▶ The request: The records below are to be repeated in full, exactly as they are.

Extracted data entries
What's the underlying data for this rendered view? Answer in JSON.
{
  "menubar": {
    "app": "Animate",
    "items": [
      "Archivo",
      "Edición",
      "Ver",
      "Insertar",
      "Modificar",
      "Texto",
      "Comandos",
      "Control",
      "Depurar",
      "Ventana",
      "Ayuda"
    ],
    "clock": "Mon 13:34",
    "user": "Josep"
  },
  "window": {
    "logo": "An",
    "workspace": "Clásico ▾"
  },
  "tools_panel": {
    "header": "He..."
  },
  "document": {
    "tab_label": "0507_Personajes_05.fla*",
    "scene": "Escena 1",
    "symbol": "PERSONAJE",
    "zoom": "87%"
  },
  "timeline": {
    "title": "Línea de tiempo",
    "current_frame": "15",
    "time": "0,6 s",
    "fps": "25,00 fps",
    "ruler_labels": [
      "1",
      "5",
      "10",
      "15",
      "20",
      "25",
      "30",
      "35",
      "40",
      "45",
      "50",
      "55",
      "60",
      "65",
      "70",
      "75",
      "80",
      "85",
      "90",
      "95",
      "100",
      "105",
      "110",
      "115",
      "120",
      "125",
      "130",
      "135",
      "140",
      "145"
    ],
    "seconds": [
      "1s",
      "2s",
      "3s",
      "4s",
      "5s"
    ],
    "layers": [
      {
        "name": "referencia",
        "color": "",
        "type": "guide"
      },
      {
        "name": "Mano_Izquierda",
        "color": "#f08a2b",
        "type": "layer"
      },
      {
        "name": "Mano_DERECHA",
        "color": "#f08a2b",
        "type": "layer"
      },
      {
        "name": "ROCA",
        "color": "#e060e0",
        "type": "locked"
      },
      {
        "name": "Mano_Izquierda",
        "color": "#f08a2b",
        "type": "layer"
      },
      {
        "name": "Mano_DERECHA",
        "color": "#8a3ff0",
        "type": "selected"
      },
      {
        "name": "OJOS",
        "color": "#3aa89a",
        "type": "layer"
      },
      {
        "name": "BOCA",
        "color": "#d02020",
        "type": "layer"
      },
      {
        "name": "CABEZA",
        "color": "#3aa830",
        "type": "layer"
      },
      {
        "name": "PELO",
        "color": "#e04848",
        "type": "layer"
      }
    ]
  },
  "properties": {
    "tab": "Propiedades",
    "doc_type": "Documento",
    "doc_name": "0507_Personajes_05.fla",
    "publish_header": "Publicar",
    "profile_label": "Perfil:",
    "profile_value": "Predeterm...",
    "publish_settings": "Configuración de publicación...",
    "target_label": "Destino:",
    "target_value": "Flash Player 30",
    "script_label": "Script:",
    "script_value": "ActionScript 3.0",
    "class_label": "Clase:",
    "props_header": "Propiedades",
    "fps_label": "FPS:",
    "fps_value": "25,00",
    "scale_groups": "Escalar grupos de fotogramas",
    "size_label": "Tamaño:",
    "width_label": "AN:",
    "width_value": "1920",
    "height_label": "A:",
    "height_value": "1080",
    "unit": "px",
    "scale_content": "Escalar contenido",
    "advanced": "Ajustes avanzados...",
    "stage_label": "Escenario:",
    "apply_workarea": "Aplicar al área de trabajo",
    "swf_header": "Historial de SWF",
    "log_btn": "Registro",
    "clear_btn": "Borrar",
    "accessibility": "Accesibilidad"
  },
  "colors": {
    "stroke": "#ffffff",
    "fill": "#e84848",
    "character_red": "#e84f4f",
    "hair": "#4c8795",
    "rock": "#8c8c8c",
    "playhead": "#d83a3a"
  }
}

▶ Exercise answer:
What's the underlying data for this rendered view? Answer in JSON.
{
  "menubar": {
    "app": "Animate",
    "items": [
      "Archivo",
      "Edición",
      "Ver",
      "Insertar",
      "Modificar",
      "Texto",
      "Comandos",
      "Control",
      "Depurar",
      "Ventana",
      "Ayuda"
    ],
    "clock": "Mon 13:34",
    "user": "Josep"
  },
  "window": {
    "logo": "An",
    "workspace": "Clásico ▾"
  },
  "tools_panel": {
    "header": "He..."
  },
  "document": {
    "tab_label": "0507_Personajes_05.fla*",
    "scene": "Escena 1",
    "symbol": "PERSONAJE",
    "zoom": "87%"
  },
  "timeline": {
    "title": "Línea de tiempo",
    "current_frame": "15",
    "time": "0,6 s",
    "fps": "25,00 fps",
    "ruler_labels": [
      "1",
      "5",
      "10",
      "15",
      "20",
      "25",
      "30",
      "35",
      "40",
      "45",
      "50",
      "55",
      "60",
      "65",
      "70",
      "75",
      "80",
      "85",
      "90",
      "95",
      "100",
      "105",
      "110",
      "115",
      "120",
      "125",
      "130",
      "135",
      "140",
      "145"
    ],
    "seconds": [
      "1s",
      "2s",
      "3s",
      "4s",
      "5s"
    ],
    "layers": [
      {
        "name": "referencia",
        "color": "",
        "type": "guide"
      },
      {
        "name": "Mano_Izquierda",
        "color": "#f08a2b",
        "type": "layer"
      },
      {
        "name": "Mano_DERECHA",
        "color": "#f08a2b",
        "type": "layer"
      },
      {
        "name": "ROCA",
        "color": "#e060e0",
        "type": "locked"
      },
      {
        "name": "Mano_Izquierda",
        "color": "#f08a2b",
        "type": "layer"
      },
      {
        "name": "Mano_DERECHA",
        "color": "#8a3ff0",
        "type": "selected"
      },
      {
        "name": "OJOS",
        "color": "#3aa89a",
        "type": "layer"
      },
      {
        "name": "BOCA",
        "color": "#d02020",
        "type": "layer"
      },
      {
        "name": "CABEZA",
        "color": "#3aa830",
        "type": "layer"
      },
      {
        "name": "PELO",
        "color": "#e04848",
        "type": "layer"
      }
    ]
  },
  "properties": {
    "tab": "Propiedades",
    "doc_type": "Documento",
    "doc_name": "0507_Personajes_05.fla",
    "publish_header": "Publicar",
    "profile_label": "Perfil:",
    "profile_value": "Predeterm...",
    "publish_settings": "Configuración de publicación...",
    "target_label": "Destino:",
    "target_value": "Flash Player 30",
    "script_label": "Script:",
    "script_value": "ActionScript 3.0",
    "class_label": "Clase:",
    "props_header": "Propiedades",
    "fps_label": "FPS:",
    "fps_value": "25,00",
    "scale_groups": "Escalar grupos de fotogramas",
    "size_label": "Tamaño:",
    "width_label": "AN:",
    "width_value": "1920",
    "height_label": "A:",
    "height_value": "1080",
    "unit": "px",
    "scale_content": "Escalar contenido",
    "advanced": "Ajustes avanzados...",
    "stage_label": "Escenario:",
    "apply_workarea": "Aplicar al área de trabajo",
    "swf_header": "Historial de SWF",
    "log_btn": "Registro",
    "clear_btn": "Borrar",
    "accessibility": "Accesibilidad"
  },
  "colors": {
    "stroke": "#ffffff",
    "fill": "#e84848",
    "character_red": "#e84f4f",
    "hair": "#4c8795",
    "rock": "#8c8c8c",
    "playhead": "#d83a3a"
  }
}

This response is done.